Retype everything in the listing, leaving each line exactly as it is.

== == ==

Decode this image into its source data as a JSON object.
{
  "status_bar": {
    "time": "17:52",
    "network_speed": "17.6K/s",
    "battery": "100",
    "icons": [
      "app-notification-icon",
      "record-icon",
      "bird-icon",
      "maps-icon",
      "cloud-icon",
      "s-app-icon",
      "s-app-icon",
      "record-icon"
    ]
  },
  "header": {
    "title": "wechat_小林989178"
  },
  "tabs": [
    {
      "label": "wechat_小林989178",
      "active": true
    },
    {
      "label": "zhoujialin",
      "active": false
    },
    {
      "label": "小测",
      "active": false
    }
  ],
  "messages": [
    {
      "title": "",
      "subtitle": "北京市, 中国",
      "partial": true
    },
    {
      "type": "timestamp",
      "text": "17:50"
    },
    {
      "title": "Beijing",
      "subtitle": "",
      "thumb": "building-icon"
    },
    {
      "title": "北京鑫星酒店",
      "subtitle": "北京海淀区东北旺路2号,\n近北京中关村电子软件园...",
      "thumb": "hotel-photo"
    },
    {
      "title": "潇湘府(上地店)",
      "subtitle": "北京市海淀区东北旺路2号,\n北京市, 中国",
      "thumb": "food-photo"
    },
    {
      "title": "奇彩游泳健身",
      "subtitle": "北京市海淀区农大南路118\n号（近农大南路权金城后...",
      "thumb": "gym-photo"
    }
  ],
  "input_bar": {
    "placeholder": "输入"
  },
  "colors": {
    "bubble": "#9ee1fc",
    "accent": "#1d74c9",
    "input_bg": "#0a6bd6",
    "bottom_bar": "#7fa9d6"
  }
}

== == ==

Response to this exercise →
Decode this image into its source data as a JSON object.
{
  "status_bar": {
    "time": "17:52",
    "network_speed": "17.6K/s",
    "battery": "100",
    "icons": [
      "app-notification-icon",
      "record-icon",
      "bird-icon",
      "maps-icon",
      "cloud-icon",
      "s-app-icon",
      "s-app-icon",
      "record-icon"
    ]
  },
  "header": {
    "title": "wechat_小林989178"
  },
  "tabs": [
    {
      "label": "wechat_小林989178",
      "active": true
    },
    {
      "label": "zhoujialin",
      "active": false
    },
    {
      "label": "小测",
      "active": false
    }
  ],
  "messages": [
    {
      "title": "",
      "subtitle": "北京市, 中国",
      "partial": true
    },
    {
      "type": "timestamp",
      "text": "17:50"
    },
    {
      "title": "Beijing",
      "subtitle": "",
      "thumb": "building-icon"
    },
    {
      "title": "北京鑫星酒店",
      "subtitle": "北京海淀区东北旺路2号,\n近北京中关村电子软件园...",
      "thumb": "hotel-photo"
    },
    {
      "title": "潇湘府(上地店)",
      "subtitle": "北京市海淀区东北旺路2号,\n北京市, 中国",
      "thumb": "food-photo"
    },
    {
      "title": "奇彩游泳健身",
      "subtitle": "北京市海淀区农大南路118\n号（近农大南路权金城后...",
      "thumb": "gym-photo"
    }
  ],
  "input_bar": {
    "placeholder": "输入"
  },
  "colors": {
    "bubble": "#9ee1fc",
    "accent": "#1d74c9",
    "input_bg": "#0a6bd6",
    "bottom_bar": "#7fa9d6"
  }
}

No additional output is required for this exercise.